> **Short task**
Pick out the lines below that include the string "Дружбы".

> **Data lines**
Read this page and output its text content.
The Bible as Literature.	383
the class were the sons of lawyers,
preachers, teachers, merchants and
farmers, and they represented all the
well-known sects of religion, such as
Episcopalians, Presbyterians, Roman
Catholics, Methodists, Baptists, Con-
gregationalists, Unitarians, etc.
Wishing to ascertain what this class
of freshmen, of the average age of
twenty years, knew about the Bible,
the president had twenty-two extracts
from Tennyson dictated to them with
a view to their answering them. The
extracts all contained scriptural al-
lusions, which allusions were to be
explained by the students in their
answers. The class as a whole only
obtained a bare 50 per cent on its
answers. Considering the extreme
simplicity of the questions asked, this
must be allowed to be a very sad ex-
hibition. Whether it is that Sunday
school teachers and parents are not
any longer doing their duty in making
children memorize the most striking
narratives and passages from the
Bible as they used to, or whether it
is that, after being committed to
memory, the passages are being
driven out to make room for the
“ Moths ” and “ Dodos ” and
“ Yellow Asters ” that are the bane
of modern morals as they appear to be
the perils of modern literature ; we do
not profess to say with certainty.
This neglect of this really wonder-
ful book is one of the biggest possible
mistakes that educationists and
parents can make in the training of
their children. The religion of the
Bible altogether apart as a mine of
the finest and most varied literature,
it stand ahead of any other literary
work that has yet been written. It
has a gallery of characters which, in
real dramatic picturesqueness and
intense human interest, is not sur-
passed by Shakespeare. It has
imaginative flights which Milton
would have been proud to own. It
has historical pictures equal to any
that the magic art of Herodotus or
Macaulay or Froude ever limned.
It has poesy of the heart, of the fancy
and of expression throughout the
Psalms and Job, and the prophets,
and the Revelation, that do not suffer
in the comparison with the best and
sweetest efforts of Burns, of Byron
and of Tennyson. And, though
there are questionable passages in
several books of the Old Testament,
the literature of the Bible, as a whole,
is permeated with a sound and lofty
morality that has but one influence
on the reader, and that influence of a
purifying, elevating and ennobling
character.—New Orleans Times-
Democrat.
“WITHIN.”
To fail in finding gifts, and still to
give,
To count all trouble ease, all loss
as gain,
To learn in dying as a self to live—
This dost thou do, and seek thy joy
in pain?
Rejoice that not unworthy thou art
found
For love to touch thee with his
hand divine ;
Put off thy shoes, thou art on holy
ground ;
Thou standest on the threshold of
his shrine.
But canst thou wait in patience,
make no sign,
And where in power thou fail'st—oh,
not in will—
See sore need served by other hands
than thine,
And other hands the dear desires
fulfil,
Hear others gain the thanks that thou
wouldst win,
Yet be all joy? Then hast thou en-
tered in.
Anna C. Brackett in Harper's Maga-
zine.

* * *

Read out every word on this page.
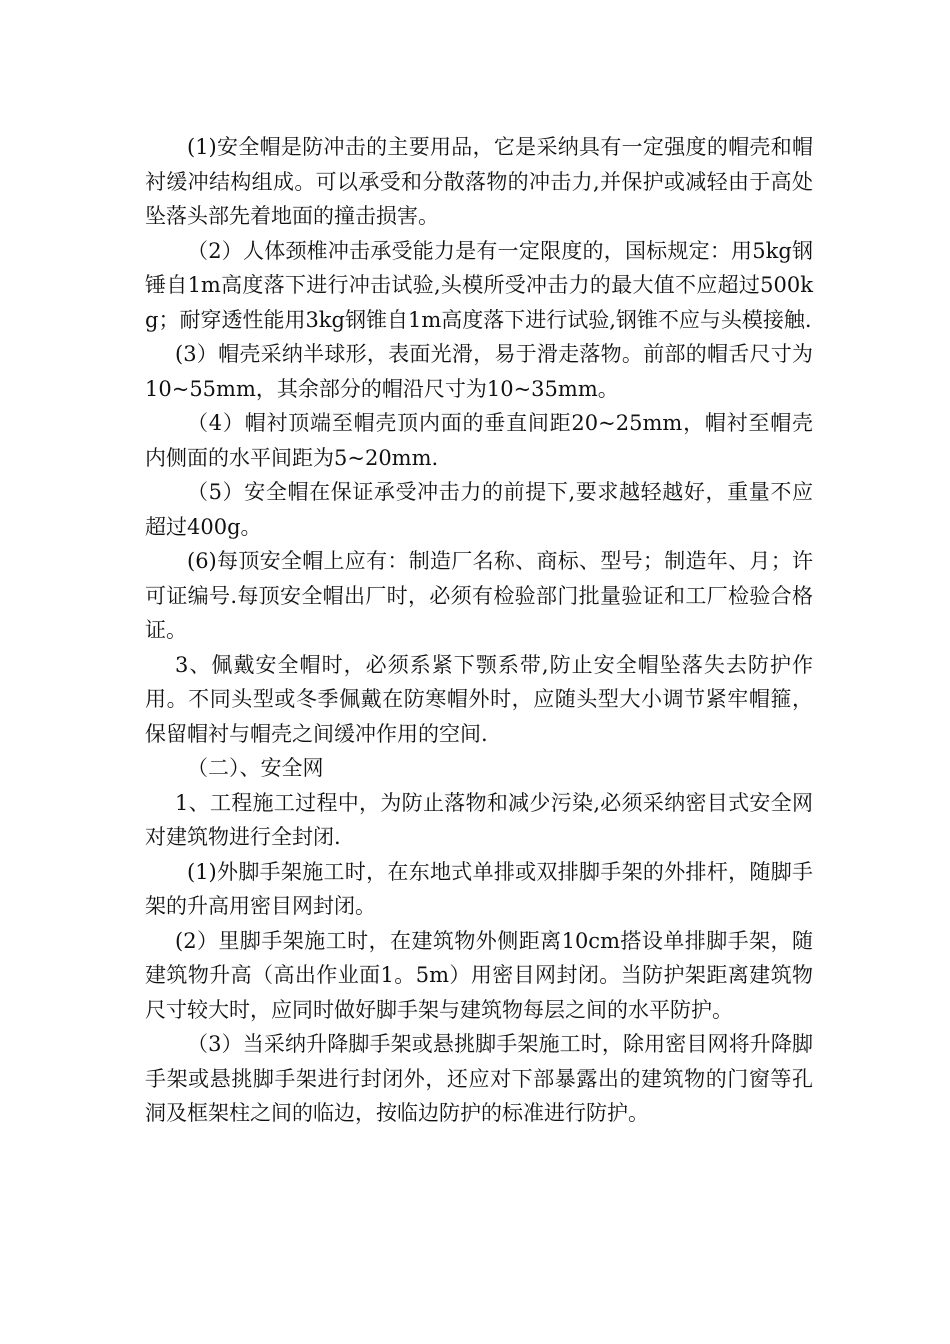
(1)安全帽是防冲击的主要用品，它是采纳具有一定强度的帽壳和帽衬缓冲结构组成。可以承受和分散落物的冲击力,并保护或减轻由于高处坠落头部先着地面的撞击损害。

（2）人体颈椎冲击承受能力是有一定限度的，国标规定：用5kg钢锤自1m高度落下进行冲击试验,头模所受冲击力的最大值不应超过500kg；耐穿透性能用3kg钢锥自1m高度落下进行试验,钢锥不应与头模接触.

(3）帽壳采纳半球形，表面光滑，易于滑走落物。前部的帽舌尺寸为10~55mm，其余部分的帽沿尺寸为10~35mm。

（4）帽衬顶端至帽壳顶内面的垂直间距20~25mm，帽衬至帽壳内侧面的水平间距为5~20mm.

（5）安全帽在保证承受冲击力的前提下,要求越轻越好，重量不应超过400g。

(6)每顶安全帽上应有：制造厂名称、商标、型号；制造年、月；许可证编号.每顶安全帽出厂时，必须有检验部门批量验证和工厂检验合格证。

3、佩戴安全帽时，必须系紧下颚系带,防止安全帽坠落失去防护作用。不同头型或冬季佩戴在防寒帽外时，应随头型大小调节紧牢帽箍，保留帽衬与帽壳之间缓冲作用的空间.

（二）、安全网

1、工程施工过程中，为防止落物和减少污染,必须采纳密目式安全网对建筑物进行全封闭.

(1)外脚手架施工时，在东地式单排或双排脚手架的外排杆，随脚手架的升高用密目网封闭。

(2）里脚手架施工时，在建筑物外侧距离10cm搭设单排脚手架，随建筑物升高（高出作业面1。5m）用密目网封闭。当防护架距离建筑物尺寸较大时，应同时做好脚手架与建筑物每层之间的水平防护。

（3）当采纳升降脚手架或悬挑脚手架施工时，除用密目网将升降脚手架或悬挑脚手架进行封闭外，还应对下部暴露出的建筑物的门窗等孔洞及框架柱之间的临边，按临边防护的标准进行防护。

==

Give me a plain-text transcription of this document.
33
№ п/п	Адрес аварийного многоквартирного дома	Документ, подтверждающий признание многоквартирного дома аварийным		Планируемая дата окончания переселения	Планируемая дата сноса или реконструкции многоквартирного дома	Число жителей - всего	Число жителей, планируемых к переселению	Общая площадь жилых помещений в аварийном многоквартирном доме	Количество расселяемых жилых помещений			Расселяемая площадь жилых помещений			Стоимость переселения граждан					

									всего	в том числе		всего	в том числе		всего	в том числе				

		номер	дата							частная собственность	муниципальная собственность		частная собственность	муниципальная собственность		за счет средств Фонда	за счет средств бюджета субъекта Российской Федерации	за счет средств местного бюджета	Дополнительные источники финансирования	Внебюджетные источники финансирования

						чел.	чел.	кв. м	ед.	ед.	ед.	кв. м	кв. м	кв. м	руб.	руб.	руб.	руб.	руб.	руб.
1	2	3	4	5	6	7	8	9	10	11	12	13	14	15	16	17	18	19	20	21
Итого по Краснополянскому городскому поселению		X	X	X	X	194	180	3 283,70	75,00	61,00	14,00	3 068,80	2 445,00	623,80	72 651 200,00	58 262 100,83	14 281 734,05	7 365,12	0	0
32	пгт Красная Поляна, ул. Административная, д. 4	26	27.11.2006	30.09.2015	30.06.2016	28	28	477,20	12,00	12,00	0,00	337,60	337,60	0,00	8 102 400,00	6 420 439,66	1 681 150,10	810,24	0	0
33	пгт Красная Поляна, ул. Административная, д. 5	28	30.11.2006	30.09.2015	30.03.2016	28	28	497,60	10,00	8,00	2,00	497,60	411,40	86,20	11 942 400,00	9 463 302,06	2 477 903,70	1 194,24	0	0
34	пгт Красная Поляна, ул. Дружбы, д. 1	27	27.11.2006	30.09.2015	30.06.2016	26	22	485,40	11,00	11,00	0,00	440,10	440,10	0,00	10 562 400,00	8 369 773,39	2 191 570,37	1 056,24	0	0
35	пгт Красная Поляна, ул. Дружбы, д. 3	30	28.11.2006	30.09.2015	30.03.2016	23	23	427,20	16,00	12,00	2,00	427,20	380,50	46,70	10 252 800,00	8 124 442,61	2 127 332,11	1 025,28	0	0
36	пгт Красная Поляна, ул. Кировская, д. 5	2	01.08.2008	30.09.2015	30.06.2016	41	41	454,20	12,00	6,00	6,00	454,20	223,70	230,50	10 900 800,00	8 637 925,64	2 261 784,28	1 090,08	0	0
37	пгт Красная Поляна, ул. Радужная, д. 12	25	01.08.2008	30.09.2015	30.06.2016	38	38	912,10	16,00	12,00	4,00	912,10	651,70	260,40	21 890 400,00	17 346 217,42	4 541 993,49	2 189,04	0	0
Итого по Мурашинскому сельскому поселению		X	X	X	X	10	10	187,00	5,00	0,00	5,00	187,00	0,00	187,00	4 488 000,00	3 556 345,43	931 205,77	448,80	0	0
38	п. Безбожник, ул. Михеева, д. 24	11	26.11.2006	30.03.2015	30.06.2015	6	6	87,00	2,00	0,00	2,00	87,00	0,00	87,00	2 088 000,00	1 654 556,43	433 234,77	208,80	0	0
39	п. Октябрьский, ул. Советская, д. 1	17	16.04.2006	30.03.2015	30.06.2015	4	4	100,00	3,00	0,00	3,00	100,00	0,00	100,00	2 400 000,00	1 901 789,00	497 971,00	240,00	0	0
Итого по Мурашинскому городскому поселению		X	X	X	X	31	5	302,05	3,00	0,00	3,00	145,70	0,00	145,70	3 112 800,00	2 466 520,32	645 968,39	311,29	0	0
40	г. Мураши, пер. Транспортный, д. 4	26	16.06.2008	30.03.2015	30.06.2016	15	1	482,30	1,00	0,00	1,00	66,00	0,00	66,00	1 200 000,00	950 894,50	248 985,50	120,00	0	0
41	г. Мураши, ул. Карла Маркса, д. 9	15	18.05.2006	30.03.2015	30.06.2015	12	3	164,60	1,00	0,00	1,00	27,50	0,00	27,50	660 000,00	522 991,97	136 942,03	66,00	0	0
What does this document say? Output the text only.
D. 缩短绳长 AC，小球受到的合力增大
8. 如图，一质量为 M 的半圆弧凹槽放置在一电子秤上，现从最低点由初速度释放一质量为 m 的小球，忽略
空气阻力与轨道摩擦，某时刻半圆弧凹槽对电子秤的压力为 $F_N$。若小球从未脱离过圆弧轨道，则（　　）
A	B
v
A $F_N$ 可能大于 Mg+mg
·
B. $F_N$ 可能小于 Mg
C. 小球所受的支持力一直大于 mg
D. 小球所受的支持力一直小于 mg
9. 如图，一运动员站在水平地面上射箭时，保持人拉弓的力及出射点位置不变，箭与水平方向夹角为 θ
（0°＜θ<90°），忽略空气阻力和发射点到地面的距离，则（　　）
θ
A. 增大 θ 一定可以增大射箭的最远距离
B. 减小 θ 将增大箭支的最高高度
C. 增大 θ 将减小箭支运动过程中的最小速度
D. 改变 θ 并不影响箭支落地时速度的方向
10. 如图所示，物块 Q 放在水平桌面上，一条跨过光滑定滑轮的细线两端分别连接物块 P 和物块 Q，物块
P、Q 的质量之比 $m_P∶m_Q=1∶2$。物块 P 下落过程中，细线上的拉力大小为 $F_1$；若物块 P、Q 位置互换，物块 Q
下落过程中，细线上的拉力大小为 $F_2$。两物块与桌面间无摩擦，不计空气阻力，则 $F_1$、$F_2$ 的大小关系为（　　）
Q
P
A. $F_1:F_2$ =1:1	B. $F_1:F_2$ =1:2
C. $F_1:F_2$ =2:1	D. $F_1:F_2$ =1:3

> **Answer for the task**
34	пгт Красная Поляна, ул. Дружбы, д. 1	27	27.11.2006	30.09.2015	30.06.2016	26	22	485,40	11,00	11,00	0,00	440,10	440,10	0,00	10 562 400,00	8 369 773,39	2 191 570,37	1 056,24	0	0
35	пгт Красная Поляна, ул. Дружбы, д. 3	30	28.11.2006	30.09.2015	30.03.2016	23	23	427,20	16,00	12,00	2,00	427,20	380,50	46,70	10 252 800,00	8 124 442,61	2 127 332,11	1 025,28	0	0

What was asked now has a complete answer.